» **WHAT YOU NEED TO DO**
Omit all images. Transcribe the rest of the material below exactly.

» **INFORMATION PROVIDED**

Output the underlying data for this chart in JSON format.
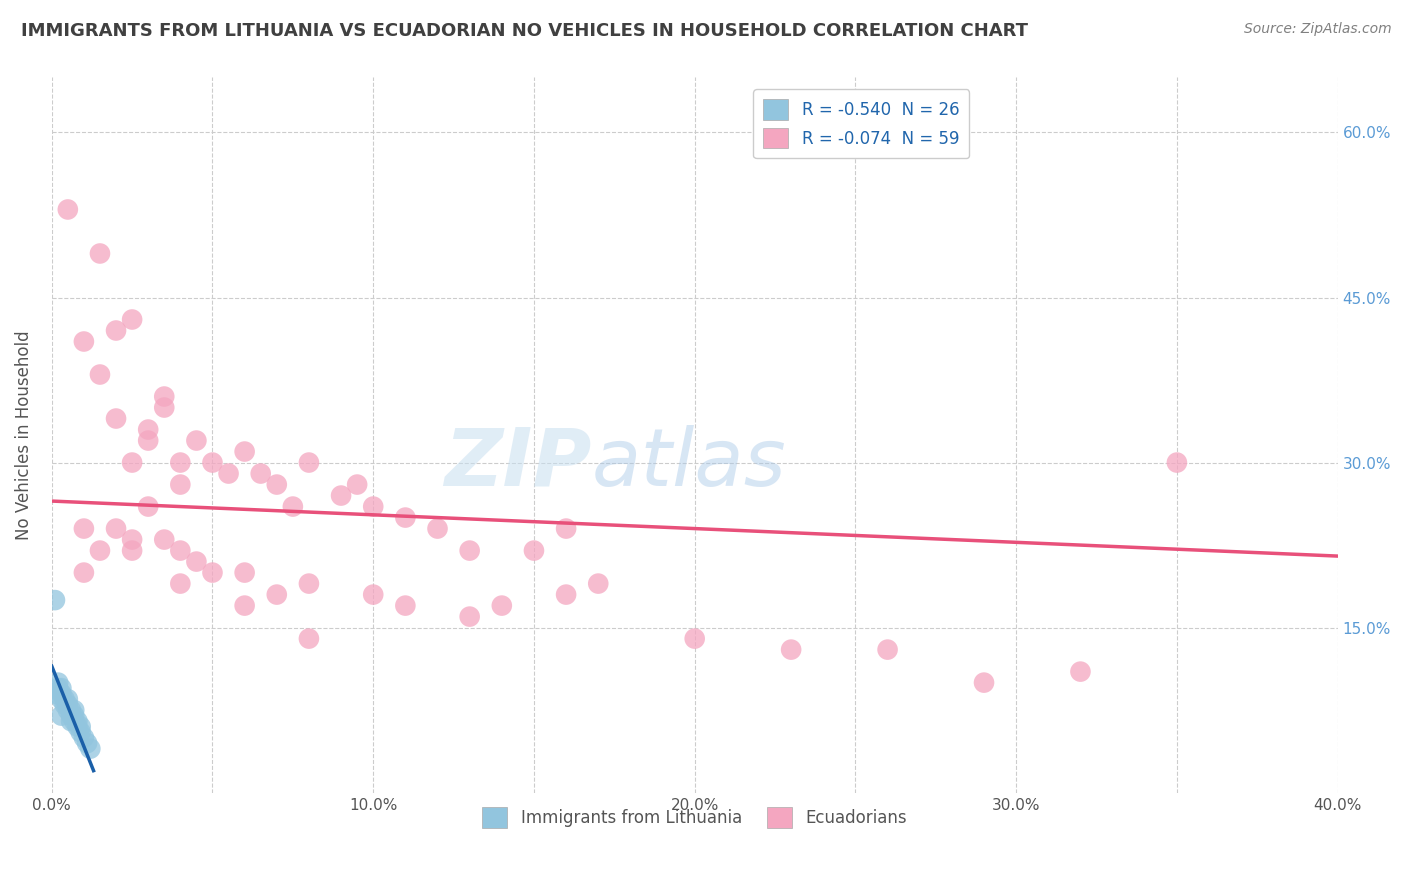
{
  "title": "IMMIGRANTS FROM LITHUANIA VS ECUADORIAN NO VEHICLES IN HOUSEHOLD CORRELATION CHART",
  "source": "Source: ZipAtlas.com",
  "ylabel": "No Vehicles in Household",
  "xlim": [
    0.0,
    0.4
  ],
  "ylim": [
    0.0,
    0.65
  ],
  "xticks": [
    0.0,
    0.05,
    0.1,
    0.15,
    0.2,
    0.25,
    0.3,
    0.35,
    0.4
  ],
  "xticklabels": [
    "0.0%",
    "",
    "10.0%",
    "",
    "20.0%",
    "",
    "30.0%",
    "",
    "40.0%"
  ],
  "yticks_right": [
    0.15,
    0.3,
    0.45,
    0.6
  ],
  "ytick_right_labels": [
    "15.0%",
    "30.0%",
    "45.0%",
    "60.0%"
  ],
  "legend1_label": "R = -0.540  N = 26",
  "legend2_label": "R = -0.074  N = 59",
  "legend_bottom1": "Immigrants from Lithuania",
  "legend_bottom2": "Ecuadorians",
  "blue_color": "#92c5de",
  "pink_color": "#f4a6c0",
  "blue_line_color": "#1a5fa8",
  "pink_line_color": "#e8507a",
  "blue_scatter_x": [
    0.001,
    0.002,
    0.002,
    0.003,
    0.003,
    0.003,
    0.004,
    0.004,
    0.005,
    0.005,
    0.005,
    0.006,
    0.006,
    0.007,
    0.007,
    0.007,
    0.008,
    0.008,
    0.009,
    0.009,
    0.01,
    0.011,
    0.012,
    0.001,
    0.003,
    0.006
  ],
  "blue_scatter_y": [
    0.175,
    0.095,
    0.1,
    0.085,
    0.09,
    0.095,
    0.08,
    0.085,
    0.075,
    0.08,
    0.085,
    0.07,
    0.075,
    0.065,
    0.07,
    0.075,
    0.06,
    0.065,
    0.055,
    0.06,
    0.05,
    0.045,
    0.04,
    0.09,
    0.07,
    0.065
  ],
  "pink_scatter_x": [
    0.005,
    0.015,
    0.01,
    0.02,
    0.015,
    0.025,
    0.02,
    0.03,
    0.025,
    0.035,
    0.03,
    0.04,
    0.035,
    0.045,
    0.04,
    0.05,
    0.055,
    0.06,
    0.065,
    0.07,
    0.075,
    0.08,
    0.09,
    0.095,
    0.1,
    0.11,
    0.12,
    0.13,
    0.15,
    0.16,
    0.01,
    0.015,
    0.02,
    0.025,
    0.03,
    0.035,
    0.04,
    0.045,
    0.05,
    0.06,
    0.07,
    0.08,
    0.1,
    0.11,
    0.13,
    0.14,
    0.16,
    0.2,
    0.23,
    0.26,
    0.29,
    0.32,
    0.01,
    0.025,
    0.04,
    0.06,
    0.08,
    0.17,
    0.35
  ],
  "pink_scatter_y": [
    0.53,
    0.49,
    0.41,
    0.42,
    0.38,
    0.43,
    0.34,
    0.32,
    0.3,
    0.36,
    0.33,
    0.3,
    0.35,
    0.32,
    0.28,
    0.3,
    0.29,
    0.31,
    0.29,
    0.28,
    0.26,
    0.3,
    0.27,
    0.28,
    0.26,
    0.25,
    0.24,
    0.22,
    0.22,
    0.24,
    0.24,
    0.22,
    0.24,
    0.23,
    0.26,
    0.23,
    0.22,
    0.21,
    0.2,
    0.2,
    0.18,
    0.19,
    0.18,
    0.17,
    0.16,
    0.17,
    0.18,
    0.14,
    0.13,
    0.13,
    0.1,
    0.11,
    0.2,
    0.22,
    0.19,
    0.17,
    0.14,
    0.19,
    0.3
  ],
  "pink_line_x0": 0.0,
  "pink_line_x1": 0.4,
  "pink_line_y0": 0.265,
  "pink_line_y1": 0.215,
  "blue_line_x0": 0.0,
  "blue_line_x1": 0.013,
  "blue_line_y0": 0.115,
  "blue_line_y1": 0.02,
  "watermark_top": "ZIP",
  "watermark_bottom": "atlas",
  "grid_color": "#cccccc",
  "background_color": "#ffffff",
  "title_color": "#404040",
  "source_color": "#808080"
}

» **CORRECT OUTPUT**
Output the underlying data for this chart in JSON format.
{
  "title": "IMMIGRANTS FROM LITHUANIA VS ECUADORIAN NO VEHICLES IN HOUSEHOLD CORRELATION CHART",
  "source": "Source: ZipAtlas.com",
  "ylabel": "No Vehicles in Household",
  "xlim": [
    0.0,
    0.4
  ],
  "ylim": [
    0.0,
    0.65
  ],
  "xticks": [
    0.0,
    0.05,
    0.1,
    0.15,
    0.2,
    0.25,
    0.3,
    0.35,
    0.4
  ],
  "xticklabels": [
    "0.0%",
    "",
    "10.0%",
    "",
    "20.0%",
    "",
    "30.0%",
    "",
    "40.0%"
  ],
  "yticks_right": [
    0.15,
    0.3,
    0.45,
    0.6
  ],
  "ytick_right_labels": [
    "15.0%",
    "30.0%",
    "45.0%",
    "60.0%"
  ],
  "legend1_label": "R = -0.540  N = 26",
  "legend2_label": "R = -0.074  N = 59",
  "legend_bottom1": "Immigrants from Lithuania",
  "legend_bottom2": "Ecuadorians",
  "blue_color": "#92c5de",
  "pink_color": "#f4a6c0",
  "blue_line_color": "#1a5fa8",
  "pink_line_color": "#e8507a",
  "blue_scatter_x": [
    0.001,
    0.002,
    0.002,
    0.003,
    0.003,
    0.003,
    0.004,
    0.004,
    0.005,
    0.005,
    0.005,
    0.006,
    0.006,
    0.007,
    0.007,
    0.007,
    0.008,
    0.008,
    0.009,
    0.009,
    0.01,
    0.011,
    0.012,
    0.001,
    0.003,
    0.006
  ],
  "blue_scatter_y": [
    0.175,
    0.095,
    0.1,
    0.085,
    0.09,
    0.095,
    0.08,
    0.085,
    0.075,
    0.08,
    0.085,
    0.07,
    0.075,
    0.065,
    0.07,
    0.075,
    0.06,
    0.065,
    0.055,
    0.06,
    0.05,
    0.045,
    0.04,
    0.09,
    0.07,
    0.065
  ],
  "pink_scatter_x": [
    0.005,
    0.015,
    0.01,
    0.02,
    0.015,
    0.025,
    0.02,
    0.03,
    0.025,
    0.035,
    0.03,
    0.04,
    0.035,
    0.045,
    0.04,
    0.05,
    0.055,
    0.06,
    0.065,
    0.07,
    0.075,
    0.08,
    0.09,
    0.095,
    0.1,
    0.11,
    0.12,
    0.13,
    0.15,
    0.16,
    0.01,
    0.015,
    0.02,
    0.025,
    0.03,
    0.035,
    0.04,
    0.045,
    0.05,
    0.06,
    0.07,
    0.08,
    0.1,
    0.11,
    0.13,
    0.14,
    0.16,
    0.2,
    0.23,
    0.26,
    0.29,
    0.32,
    0.01,
    0.025,
    0.04,
    0.06,
    0.08,
    0.17,
    0.35
  ],
  "pink_scatter_y": [
    0.53,
    0.49,
    0.41,
    0.42,
    0.38,
    0.43,
    0.34,
    0.32,
    0.3,
    0.36,
    0.33,
    0.3,
    0.35,
    0.32,
    0.28,
    0.3,
    0.29,
    0.31,
    0.29,
    0.28,
    0.26,
    0.3,
    0.27,
    0.28,
    0.26,
    0.25,
    0.24,
    0.22,
    0.22,
    0.24,
    0.24,
    0.22,
    0.24,
    0.23,
    0.26,
    0.23,
    0.22,
    0.21,
    0.2,
    0.2,
    0.18,
    0.19,
    0.18,
    0.17,
    0.16,
    0.17,
    0.18,
    0.14,
    0.13,
    0.13,
    0.1,
    0.11,
    0.2,
    0.22,
    0.19,
    0.17,
    0.14,
    0.19,
    0.3
  ],
  "pink_line_x0": 0.0,
  "pink_line_x1": 0.4,
  "pink_line_y0": 0.265,
  "pink_line_y1": 0.215,
  "blue_line_x0": 0.0,
  "blue_line_x1": 0.013,
  "blue_line_y0": 0.115,
  "blue_line_y1": 0.02,
  "watermark_top": "ZIP",
  "watermark_bottom": "atlas",
  "grid_color": "#cccccc",
  "background_color": "#ffffff",
  "title_color": "#404040",
  "source_color": "#808080"
}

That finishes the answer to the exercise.